=== Data rows ===
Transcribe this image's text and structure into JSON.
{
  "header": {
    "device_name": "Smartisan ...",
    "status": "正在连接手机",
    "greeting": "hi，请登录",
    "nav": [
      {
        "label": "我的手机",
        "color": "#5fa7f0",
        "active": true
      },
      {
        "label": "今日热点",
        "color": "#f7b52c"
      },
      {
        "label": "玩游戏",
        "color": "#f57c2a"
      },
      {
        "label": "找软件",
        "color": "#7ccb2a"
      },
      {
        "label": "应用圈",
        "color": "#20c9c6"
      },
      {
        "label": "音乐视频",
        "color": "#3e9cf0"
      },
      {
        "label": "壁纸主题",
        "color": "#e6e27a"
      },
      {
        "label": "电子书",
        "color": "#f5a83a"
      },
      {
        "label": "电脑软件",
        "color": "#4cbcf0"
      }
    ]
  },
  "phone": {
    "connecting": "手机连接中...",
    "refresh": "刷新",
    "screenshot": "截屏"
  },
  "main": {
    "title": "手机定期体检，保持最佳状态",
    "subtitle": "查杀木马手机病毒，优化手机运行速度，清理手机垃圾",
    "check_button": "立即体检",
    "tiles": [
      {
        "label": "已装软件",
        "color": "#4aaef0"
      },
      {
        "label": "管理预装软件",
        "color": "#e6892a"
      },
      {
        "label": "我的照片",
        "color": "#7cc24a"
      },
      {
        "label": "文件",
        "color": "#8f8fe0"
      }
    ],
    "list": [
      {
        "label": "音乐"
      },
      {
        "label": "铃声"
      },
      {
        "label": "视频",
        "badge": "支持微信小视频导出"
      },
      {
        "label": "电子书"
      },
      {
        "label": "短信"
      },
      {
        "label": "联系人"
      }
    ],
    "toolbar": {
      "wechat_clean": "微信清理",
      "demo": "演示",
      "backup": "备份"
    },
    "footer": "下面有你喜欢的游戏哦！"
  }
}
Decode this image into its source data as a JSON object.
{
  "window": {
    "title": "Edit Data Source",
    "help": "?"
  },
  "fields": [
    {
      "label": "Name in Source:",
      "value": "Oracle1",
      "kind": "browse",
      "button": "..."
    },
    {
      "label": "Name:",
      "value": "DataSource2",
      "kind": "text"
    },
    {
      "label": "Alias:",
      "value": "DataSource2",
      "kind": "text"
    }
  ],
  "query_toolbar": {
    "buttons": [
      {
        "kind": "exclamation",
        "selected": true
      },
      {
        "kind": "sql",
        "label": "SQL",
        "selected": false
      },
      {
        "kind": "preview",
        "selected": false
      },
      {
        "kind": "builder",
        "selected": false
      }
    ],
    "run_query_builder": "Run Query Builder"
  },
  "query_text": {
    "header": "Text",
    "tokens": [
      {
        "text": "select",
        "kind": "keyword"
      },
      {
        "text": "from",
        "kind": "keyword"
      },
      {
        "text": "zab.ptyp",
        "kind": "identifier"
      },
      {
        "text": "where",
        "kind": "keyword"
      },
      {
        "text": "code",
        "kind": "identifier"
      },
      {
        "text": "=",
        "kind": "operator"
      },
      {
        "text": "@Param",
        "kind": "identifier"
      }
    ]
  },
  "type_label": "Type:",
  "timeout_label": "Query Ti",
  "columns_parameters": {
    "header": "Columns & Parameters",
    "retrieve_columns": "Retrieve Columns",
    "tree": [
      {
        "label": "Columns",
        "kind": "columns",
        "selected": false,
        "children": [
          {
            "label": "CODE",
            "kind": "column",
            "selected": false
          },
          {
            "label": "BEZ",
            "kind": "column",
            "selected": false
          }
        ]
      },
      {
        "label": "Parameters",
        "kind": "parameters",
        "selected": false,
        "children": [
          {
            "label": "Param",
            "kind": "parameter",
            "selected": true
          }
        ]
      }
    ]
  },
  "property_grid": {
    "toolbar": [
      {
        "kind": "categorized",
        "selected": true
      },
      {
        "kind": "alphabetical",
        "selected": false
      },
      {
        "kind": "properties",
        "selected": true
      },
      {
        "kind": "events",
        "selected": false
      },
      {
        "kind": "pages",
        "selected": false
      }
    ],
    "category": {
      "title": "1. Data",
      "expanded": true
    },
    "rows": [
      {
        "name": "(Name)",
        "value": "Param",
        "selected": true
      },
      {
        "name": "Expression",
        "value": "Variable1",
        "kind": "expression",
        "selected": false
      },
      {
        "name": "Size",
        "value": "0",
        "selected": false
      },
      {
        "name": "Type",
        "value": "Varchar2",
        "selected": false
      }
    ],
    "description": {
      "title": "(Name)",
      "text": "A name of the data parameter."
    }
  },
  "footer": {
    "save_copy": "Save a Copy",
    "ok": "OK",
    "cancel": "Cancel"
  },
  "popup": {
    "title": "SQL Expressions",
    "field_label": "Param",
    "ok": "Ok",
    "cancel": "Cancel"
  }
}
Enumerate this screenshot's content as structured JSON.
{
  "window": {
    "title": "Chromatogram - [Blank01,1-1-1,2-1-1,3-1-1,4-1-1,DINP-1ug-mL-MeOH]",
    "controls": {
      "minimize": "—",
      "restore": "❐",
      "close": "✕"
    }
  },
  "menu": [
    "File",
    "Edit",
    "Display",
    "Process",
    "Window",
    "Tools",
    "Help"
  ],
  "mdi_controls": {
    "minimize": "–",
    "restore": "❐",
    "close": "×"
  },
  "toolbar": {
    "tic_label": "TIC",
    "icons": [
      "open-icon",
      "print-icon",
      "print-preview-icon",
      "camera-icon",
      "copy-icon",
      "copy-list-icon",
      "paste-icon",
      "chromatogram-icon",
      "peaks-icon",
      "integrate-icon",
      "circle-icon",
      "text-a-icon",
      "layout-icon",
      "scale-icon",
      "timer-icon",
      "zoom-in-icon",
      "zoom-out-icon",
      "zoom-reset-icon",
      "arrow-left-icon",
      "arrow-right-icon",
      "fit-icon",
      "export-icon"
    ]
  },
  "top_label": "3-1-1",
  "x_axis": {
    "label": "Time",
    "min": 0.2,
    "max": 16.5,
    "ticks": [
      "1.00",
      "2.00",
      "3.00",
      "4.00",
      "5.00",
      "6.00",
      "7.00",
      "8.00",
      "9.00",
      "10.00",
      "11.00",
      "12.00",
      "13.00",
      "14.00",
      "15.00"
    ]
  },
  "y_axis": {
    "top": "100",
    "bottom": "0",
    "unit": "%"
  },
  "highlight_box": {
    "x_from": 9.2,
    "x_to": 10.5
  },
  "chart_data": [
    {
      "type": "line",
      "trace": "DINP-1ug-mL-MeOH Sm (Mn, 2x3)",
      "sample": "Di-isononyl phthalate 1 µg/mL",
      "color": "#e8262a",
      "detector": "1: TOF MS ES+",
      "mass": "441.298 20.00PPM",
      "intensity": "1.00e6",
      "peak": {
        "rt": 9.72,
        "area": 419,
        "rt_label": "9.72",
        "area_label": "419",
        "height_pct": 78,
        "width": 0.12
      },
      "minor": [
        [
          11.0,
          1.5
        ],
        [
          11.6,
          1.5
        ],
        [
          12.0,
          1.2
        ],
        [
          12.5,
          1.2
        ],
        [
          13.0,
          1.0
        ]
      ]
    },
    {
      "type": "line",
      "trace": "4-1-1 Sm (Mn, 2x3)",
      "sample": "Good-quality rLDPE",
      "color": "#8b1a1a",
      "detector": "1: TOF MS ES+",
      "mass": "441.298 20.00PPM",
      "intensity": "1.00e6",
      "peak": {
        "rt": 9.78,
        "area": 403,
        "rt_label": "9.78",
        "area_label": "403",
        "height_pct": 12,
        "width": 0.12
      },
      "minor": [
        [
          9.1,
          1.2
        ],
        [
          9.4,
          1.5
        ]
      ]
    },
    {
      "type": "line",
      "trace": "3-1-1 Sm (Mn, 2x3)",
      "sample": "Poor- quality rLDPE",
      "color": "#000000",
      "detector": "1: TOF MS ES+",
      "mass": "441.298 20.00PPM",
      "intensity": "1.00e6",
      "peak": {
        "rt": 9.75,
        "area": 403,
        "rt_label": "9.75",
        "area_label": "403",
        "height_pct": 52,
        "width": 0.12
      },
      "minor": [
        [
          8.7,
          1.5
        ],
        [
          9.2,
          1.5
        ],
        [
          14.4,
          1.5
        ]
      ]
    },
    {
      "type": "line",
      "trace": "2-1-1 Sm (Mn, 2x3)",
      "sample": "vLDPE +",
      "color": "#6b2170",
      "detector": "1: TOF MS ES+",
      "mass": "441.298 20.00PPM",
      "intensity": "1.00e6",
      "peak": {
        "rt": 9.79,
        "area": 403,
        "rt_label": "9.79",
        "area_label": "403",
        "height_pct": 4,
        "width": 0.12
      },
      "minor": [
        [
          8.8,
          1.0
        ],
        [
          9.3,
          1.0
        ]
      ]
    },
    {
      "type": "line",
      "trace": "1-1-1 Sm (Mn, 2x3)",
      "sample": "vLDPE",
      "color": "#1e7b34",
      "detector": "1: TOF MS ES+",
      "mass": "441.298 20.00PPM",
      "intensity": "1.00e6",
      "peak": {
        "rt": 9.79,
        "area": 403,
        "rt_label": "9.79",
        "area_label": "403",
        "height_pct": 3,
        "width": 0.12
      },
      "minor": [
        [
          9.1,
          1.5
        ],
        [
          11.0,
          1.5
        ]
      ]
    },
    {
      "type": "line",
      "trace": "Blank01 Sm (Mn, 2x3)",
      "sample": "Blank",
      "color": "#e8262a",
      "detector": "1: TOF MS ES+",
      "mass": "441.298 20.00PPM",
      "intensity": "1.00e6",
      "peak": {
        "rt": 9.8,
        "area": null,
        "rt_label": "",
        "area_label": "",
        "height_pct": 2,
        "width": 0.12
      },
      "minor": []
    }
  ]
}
===
- [What is asked] Report each line of the material above where the word "this" appears.

- [Exercise result]
Transcribe this image's text and structure into JSON.
Decode this image into its source data as a JSON object.
Enumerate this screenshot's content as structured JSON.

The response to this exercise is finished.